Problem requirements:
Print every line from the first one down to and including the line containing "softkey-sell-status[interactable] <box>291 424". Reproduce each line verbatim.
────────────────
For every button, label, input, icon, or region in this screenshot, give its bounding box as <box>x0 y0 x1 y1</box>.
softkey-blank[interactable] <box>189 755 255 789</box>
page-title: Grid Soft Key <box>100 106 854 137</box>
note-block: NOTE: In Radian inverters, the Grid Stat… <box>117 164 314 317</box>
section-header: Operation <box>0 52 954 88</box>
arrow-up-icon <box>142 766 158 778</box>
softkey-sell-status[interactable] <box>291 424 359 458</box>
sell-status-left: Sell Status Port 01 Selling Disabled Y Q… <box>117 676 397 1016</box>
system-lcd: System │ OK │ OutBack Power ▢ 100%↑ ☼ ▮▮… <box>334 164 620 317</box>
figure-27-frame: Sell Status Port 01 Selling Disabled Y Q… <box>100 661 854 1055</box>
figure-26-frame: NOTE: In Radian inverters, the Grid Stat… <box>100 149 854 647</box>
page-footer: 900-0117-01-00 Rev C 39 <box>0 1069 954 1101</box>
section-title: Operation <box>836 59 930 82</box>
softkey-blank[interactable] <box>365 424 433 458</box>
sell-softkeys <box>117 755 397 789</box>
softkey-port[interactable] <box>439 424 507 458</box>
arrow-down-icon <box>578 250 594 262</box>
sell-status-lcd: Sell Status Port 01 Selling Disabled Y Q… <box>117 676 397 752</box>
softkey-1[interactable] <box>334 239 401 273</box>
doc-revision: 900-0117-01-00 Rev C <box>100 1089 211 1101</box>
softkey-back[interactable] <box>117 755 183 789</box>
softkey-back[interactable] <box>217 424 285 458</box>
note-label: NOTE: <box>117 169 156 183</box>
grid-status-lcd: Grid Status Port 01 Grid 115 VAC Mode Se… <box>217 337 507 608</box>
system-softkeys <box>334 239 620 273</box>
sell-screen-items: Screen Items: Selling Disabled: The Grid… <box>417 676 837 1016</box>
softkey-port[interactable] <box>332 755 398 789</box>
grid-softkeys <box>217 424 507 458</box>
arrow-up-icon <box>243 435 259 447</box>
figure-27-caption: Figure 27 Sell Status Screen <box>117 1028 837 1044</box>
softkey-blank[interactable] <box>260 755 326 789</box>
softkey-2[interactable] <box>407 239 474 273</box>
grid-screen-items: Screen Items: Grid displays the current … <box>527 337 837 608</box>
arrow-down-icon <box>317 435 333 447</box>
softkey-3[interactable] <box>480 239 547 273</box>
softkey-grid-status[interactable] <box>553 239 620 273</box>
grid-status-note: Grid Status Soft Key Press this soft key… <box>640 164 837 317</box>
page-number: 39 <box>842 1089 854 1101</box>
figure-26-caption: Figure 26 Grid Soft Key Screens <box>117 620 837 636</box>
────────────────
Task output:
For every button, label, input, icon, or region in this screenshot, give its bounding box as <box>x0 y0 x1 y1</box>.
softkey-blank[interactable] <box>189 755 255 789</box>
page-title: Grid Soft Key <box>100 106 854 137</box>
note-block: NOTE: In Radian inverters, the Grid Stat… <box>117 164 314 317</box>
section-header: Operation <box>0 52 954 88</box>
arrow-up-icon <box>142 766 158 778</box>
softkey-sell-status[interactable] <box>291 424 359 458</box>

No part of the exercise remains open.